## WHAT THE TASK ASKS
Exactly reproduce each line of the listing that follows.

## INFORMATION PROVIDED
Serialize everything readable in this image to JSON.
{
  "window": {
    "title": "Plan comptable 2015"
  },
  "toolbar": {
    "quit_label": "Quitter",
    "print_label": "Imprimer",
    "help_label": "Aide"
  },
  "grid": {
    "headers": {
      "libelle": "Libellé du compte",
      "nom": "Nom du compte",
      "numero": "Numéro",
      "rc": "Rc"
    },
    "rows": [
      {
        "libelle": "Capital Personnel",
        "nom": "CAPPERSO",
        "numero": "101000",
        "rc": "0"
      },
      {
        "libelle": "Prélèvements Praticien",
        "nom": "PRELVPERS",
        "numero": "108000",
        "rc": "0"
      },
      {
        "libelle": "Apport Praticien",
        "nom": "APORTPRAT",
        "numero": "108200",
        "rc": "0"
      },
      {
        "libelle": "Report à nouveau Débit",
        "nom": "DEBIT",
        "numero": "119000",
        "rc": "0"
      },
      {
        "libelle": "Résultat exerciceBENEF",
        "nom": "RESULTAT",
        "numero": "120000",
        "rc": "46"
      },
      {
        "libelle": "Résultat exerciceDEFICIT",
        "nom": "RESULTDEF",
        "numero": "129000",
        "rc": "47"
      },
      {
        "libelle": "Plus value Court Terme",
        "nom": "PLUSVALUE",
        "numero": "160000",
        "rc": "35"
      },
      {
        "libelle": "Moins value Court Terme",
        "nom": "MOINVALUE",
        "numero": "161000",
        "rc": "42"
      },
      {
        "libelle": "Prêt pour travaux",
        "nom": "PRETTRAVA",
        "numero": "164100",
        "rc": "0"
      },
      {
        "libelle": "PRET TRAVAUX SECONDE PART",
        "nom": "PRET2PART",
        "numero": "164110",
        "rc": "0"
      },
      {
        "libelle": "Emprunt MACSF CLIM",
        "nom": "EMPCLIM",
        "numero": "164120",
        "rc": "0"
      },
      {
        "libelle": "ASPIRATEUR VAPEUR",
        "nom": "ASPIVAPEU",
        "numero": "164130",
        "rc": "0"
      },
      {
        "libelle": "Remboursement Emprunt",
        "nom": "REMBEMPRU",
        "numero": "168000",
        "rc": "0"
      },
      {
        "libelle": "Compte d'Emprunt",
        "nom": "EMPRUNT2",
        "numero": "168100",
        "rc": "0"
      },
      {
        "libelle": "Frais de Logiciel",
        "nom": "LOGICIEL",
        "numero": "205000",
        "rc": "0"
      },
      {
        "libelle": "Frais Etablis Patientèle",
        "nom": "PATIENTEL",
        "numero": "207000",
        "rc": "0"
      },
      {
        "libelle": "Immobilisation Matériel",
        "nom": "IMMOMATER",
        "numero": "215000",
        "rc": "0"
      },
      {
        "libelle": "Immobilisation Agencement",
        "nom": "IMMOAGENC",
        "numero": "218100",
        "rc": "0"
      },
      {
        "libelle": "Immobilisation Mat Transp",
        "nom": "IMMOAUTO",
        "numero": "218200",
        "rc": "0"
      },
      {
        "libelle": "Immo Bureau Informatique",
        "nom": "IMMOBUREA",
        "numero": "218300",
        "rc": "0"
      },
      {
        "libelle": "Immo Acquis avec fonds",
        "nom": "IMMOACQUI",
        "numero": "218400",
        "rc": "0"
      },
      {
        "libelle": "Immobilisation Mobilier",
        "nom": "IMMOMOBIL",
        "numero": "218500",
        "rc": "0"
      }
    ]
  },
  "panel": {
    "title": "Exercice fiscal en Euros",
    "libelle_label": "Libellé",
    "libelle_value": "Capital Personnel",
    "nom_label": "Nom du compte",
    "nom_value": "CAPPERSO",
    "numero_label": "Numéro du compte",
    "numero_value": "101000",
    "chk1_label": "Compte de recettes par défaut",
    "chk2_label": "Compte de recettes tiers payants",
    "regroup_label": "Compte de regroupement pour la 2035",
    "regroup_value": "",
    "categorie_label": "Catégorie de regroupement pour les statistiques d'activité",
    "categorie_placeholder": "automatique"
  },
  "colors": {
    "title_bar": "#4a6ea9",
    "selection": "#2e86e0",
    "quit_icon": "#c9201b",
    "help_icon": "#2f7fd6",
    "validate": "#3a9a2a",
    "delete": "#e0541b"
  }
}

## ANSWER TO THIS EXERCISE
Serialize everything readable in this image to JSON.
{
  "window": {
    "title": "Plan comptable 2015"
  },
  "toolbar": {
    "quit_label": "Quitter",
    "print_label": "Imprimer",
    "help_label": "Aide"
  },
  "grid": {
    "headers": {
      "libelle": "Libellé du compte",
      "nom": "Nom du compte",
      "numero": "Numéro",
      "rc": "Rc"
    },
    "rows": [
      {
        "libelle": "Capital Personnel",
        "nom": "CAPPERSO",
        "numero": "101000",
        "rc": "0"
      },
      {
        "libelle": "Prélèvements Praticien",
        "nom": "PRELVPERS",
        "numero": "108000",
        "rc": "0"
      },
      {
        "libelle": "Apport Praticien",
        "nom": "APORTPRAT",
        "numero": "108200",
        "rc": "0"
      },
      {
        "libelle": "Report à nouveau Débit",
        "nom": "DEBIT",
        "numero": "119000",
        "rc": "0"
      },
      {
        "libelle": "Résultat exerciceBENEF",
        "nom": "RESULTAT",
        "numero": "120000",
        "rc": "46"
      },
      {
        "libelle": "Résultat exerciceDEFICIT",
        "nom": "RESULTDEF",
        "numero": "129000",
        "rc": "47"
      },
      {
        "libelle": "Plus value Court Terme",
        "nom": "PLUSVALUE",
        "numero": "160000",
        "rc": "35"
      },
      {
        "libelle": "Moins value Court Terme",
        "nom": "MOINVALUE",
        "numero": "161000",
        "rc": "42"
      },
      {
        "libelle": "Prêt pour travaux",
        "nom": "PRETTRAVA",
        "numero": "164100",
        "rc": "0"
      },
      {
        "libelle": "PRET TRAVAUX SECONDE PART",
        "nom": "PRET2PART",
        "numero": "164110",
        "rc": "0"
      },
      {
        "libelle": "Emprunt MACSF CLIM",
        "nom": "EMPCLIM",
        "numero": "164120",
        "rc": "0"
      },
      {
        "libelle": "ASPIRATEUR VAPEUR",
        "nom": "ASPIVAPEU",
        "numero": "164130",
        "rc": "0"
      },
      {
        "libelle": "Remboursement Emprunt",
        "nom": "REMBEMPRU",
        "numero": "168000",
        "rc": "0"
      },
      {
        "libelle": "Compte d'Emprunt",
        "nom": "EMPRUNT2",
        "numero": "168100",
        "rc": "0"
      },
      {
        "libelle": "Frais de Logiciel",
        "nom": "LOGICIEL",
        "numero": "205000",
        "rc": "0"
      },
      {
        "libelle": "Frais Etablis Patientèle",
        "nom": "PATIENTEL",
        "numero": "207000",
        "rc": "0"
      },
      {
        "libelle": "Immobilisation Matériel",
        "nom": "IMMOMATER",
        "numero": "215000",
        "rc": "0"
      },
      {
        "libelle": "Immobilisation Agencement",
        "nom": "IMMOAGENC",
        "numero": "218100",
        "rc": "0"
      },
      {
        "libelle": "Immobilisation Mat Transp",
        "nom": "IMMOAUTO",
        "numero": "218200",
        "rc": "0"
      },
      {
        "libelle": "Immo Bureau Informatique",
        "nom": "IMMOBUREA",
        "numero": "218300",
        "rc": "0"
      },
      {
        "libelle": "Immo Acquis avec fonds",
        "nom": "IMMOACQUI",
        "numero": "218400",
        "rc": "0"
      },
      {
        "libelle": "Immobilisation Mobilier",
        "nom": "IMMOMOBIL",
        "numero": "218500",
        "rc": "0"
      }
    ]
  },
  "panel": {
    "title": "Exercice fiscal en Euros",
    "libelle_label": "Libellé",
    "libelle_value": "Capital Personnel",
    "nom_label": "Nom du compte",
    "nom_value": "CAPPERSO",
    "numero_label": "Numéro du compte",
    "numero_value": "101000",
    "chk1_label": "Compte de recettes par défaut",
    "chk2_label": "Compte de recettes tiers payants",
    "regroup_label": "Compte de regroupement pour la 2035",
    "regroup_value": "",
    "categorie_label": "Catégorie de regroupement pour les statistiques d'activité",
    "categorie_placeholder": "automatique"
  },
  "colors": {
    "title_bar": "#4a6ea9",
    "selection": "#2e86e0",
    "quit_icon": "#c9201b",
    "help_icon": "#2f7fd6",
    "validate": "#3a9a2a",
    "delete": "#e0541b"
  }
}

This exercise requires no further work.